→ **DIRECTIVE**:
According to the simulator issue, which existing tool is the simulator meant to replace?

SUPPLIED PASSAGE start

Implement simulator #873

senier · 2021-12-09T11:58:24Z

Background

Goals:

Replace PyRFLX
From a RecordFlux specification
- Parse messages easily
- Generate messages
- Run sessions
Pythonic / natural implementation
- Strict checking of invariants nonetheless
- Suitable for typed Python
- All values that can be calculated are set automatically
- Values that are set automatically cannot be set manually
- Code should have no style issues (e.g. pylint)

Related Work - Message Parsing / Generation

https://github.com/Componolit/rflx_simulator_experiments

Examples

(tests/data/specs/tlv.rflx)

package TLV is

   type Tag is (Msg_Data => 1, Msg_Error => 3) with Size => 8;
   type Length is range 0 .. 2 ** 16 - 1 with Size => 16;

   type Message is
      message
         Tag : Tag
            then Length
               if Tag = Msg_Data
            then null
               if Tag = Msg_Error;
         Length : Length
            then Value
               with Size => Length * 8;
         Value : Opaque;
      end message;
end TLV;

Test Data - Msg_Data

01 00 02 de ad

Test Data - Msg_Error

Test Data - Invalid Tag

Construct

https://github.com/construct/construct

Specification

CONSTRUCT_TLV = construct.Struct(
   "tag" / construct.Enum(construct.Int8ub, MSG_DATA=1, MSG_ERROR=2),
   construct.StopIf(this.tag != 1),
   "length" / construct.Int16ub,
   "value" / construct.Bytes(this.length)
)

SUPPLIED PASSAGE end
MATERIAL start

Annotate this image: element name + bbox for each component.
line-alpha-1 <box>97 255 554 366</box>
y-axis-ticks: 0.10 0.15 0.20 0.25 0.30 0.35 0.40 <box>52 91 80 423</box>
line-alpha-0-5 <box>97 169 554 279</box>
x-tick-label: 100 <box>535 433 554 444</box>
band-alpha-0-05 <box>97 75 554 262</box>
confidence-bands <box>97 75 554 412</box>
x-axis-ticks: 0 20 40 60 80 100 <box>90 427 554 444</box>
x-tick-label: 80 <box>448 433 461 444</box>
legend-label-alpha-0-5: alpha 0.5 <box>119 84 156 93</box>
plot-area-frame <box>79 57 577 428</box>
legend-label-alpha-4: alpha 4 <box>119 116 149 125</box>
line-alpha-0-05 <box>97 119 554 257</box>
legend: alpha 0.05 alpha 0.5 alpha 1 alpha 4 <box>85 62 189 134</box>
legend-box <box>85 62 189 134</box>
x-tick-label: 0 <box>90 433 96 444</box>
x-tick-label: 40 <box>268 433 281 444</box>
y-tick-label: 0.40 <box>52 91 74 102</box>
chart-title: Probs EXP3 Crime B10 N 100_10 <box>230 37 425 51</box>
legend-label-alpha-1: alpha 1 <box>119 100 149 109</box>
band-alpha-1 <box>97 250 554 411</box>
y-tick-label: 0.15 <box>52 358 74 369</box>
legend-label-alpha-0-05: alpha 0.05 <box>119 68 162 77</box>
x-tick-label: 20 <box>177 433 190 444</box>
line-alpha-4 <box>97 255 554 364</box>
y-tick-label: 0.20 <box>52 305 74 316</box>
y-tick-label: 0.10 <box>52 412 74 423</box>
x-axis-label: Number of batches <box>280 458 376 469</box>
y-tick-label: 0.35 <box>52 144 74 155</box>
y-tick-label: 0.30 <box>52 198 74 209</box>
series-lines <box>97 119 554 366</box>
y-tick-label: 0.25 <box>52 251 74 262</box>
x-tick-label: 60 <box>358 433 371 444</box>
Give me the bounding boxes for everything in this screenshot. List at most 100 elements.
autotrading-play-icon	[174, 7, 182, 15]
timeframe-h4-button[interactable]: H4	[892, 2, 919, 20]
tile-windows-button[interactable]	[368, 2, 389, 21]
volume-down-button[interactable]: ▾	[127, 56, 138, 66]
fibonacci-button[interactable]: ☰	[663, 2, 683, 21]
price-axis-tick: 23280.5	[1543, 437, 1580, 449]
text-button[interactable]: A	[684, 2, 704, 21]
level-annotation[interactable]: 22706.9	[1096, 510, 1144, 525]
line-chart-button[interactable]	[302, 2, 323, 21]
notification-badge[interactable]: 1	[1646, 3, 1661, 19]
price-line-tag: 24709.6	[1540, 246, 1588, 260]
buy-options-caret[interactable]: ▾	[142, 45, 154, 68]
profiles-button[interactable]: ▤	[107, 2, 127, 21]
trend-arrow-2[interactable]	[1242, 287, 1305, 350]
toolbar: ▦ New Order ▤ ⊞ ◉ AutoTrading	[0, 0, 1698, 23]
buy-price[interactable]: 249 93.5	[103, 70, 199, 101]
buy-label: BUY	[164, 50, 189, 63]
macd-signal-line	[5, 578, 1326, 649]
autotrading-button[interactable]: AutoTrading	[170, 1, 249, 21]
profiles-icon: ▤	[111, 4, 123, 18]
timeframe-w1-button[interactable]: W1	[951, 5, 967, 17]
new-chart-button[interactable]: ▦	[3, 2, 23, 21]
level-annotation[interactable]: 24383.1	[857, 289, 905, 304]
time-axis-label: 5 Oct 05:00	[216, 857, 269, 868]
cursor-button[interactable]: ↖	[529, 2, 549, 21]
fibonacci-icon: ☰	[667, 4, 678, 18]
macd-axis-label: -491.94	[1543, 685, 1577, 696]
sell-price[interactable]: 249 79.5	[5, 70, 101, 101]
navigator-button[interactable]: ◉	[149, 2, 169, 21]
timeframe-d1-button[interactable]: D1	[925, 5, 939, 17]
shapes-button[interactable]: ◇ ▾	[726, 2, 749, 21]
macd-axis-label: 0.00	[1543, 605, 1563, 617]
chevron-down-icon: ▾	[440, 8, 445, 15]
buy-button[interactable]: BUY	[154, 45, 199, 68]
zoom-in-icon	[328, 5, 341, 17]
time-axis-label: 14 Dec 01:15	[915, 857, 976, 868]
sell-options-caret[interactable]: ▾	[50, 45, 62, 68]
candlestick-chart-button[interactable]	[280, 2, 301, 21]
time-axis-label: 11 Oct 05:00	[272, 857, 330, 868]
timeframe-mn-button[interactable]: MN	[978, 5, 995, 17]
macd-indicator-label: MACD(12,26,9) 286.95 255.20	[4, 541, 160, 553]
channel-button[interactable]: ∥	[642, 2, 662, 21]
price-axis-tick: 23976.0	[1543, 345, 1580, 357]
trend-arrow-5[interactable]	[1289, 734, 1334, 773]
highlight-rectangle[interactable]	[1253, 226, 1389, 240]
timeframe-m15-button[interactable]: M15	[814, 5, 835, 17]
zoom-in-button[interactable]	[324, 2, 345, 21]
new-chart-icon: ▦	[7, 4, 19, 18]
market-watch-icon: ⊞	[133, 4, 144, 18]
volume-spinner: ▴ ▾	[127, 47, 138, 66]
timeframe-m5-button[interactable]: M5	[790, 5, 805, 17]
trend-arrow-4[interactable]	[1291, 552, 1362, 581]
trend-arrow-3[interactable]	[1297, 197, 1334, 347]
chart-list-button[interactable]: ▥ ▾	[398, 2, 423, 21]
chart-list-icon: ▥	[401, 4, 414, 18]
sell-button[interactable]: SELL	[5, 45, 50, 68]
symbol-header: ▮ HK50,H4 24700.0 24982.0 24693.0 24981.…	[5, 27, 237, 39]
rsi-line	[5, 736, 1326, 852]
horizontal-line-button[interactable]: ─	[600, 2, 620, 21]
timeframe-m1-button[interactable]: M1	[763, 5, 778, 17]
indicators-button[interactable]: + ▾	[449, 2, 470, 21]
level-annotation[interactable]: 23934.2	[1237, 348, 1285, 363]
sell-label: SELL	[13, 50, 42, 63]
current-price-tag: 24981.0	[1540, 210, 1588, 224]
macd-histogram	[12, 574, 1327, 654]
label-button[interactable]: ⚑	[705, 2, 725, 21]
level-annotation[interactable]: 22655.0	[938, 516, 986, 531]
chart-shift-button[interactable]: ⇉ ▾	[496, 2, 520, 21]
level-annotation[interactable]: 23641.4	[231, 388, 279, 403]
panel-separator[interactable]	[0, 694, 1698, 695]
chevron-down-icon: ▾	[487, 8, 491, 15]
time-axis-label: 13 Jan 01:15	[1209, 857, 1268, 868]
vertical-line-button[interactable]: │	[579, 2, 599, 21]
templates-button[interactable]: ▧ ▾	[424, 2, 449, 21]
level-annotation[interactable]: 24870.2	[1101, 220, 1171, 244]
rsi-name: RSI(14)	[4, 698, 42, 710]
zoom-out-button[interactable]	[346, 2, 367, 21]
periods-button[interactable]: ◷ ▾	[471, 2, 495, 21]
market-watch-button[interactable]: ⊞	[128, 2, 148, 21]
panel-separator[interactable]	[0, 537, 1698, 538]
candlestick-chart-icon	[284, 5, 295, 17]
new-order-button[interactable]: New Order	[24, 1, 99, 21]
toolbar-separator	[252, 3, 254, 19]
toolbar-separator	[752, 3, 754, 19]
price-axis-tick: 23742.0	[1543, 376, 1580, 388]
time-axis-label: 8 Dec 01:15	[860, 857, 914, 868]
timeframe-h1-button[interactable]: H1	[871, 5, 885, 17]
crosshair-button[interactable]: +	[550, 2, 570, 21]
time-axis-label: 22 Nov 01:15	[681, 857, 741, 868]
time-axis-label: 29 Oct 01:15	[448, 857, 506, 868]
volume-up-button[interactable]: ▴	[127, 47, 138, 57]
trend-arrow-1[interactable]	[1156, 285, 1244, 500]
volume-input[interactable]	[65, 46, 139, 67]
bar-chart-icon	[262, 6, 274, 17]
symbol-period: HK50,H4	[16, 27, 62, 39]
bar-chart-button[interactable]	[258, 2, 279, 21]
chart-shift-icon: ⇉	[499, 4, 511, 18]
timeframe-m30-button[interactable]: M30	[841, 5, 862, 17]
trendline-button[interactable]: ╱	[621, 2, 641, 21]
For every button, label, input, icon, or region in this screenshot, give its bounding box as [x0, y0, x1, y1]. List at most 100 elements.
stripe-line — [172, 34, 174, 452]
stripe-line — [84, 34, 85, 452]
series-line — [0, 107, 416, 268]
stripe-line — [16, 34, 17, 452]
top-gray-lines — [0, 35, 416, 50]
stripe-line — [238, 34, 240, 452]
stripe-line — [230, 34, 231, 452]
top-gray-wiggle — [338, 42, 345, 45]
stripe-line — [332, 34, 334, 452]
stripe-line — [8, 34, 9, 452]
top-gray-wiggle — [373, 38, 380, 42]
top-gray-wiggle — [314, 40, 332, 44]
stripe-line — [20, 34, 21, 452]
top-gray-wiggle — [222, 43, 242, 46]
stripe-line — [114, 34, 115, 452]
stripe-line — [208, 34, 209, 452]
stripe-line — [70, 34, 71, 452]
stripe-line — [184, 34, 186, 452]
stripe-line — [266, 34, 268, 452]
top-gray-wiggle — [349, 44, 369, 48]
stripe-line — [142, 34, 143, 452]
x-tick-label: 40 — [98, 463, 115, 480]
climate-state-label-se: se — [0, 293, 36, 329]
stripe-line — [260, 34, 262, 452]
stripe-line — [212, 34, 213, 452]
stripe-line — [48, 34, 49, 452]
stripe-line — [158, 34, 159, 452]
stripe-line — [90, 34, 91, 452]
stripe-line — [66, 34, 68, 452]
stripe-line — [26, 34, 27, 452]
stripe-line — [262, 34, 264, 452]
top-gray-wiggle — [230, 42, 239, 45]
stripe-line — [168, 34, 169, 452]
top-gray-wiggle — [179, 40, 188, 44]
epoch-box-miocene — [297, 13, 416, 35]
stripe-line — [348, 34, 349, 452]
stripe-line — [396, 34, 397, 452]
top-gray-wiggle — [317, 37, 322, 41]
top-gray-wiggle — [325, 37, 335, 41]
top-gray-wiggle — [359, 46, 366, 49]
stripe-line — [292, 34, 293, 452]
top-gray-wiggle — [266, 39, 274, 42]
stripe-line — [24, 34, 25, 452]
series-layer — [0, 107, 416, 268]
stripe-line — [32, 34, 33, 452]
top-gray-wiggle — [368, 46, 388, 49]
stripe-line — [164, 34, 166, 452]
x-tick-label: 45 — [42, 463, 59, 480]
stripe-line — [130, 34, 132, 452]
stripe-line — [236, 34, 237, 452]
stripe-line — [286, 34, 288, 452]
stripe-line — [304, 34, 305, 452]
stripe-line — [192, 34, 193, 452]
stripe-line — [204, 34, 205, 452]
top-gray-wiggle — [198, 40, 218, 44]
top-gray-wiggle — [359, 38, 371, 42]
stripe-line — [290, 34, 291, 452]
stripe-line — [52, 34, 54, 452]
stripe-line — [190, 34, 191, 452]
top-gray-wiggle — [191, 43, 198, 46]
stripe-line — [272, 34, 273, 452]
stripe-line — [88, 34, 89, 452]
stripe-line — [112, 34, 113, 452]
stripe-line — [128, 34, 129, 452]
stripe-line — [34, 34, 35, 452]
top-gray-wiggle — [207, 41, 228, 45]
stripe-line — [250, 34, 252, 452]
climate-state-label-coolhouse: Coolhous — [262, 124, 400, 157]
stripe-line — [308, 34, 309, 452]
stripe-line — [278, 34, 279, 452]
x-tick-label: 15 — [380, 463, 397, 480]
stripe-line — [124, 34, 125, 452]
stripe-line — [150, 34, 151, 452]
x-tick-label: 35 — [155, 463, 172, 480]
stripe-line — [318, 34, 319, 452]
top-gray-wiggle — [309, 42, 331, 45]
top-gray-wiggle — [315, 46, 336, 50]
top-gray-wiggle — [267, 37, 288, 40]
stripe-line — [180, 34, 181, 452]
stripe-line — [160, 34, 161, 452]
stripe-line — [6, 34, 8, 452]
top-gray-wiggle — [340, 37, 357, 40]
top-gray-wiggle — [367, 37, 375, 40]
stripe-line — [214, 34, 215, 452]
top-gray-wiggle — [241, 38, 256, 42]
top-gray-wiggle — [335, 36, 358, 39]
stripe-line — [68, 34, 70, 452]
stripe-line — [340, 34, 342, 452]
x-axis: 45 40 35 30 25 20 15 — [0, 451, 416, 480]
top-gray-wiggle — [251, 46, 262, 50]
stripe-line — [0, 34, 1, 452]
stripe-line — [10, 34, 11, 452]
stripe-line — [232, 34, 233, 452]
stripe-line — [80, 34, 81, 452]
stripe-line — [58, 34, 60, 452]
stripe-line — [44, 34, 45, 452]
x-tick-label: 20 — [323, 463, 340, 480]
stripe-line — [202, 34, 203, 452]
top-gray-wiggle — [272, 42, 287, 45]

MATERIAL end

→ **FINAL ANSWER**:
PyRFLX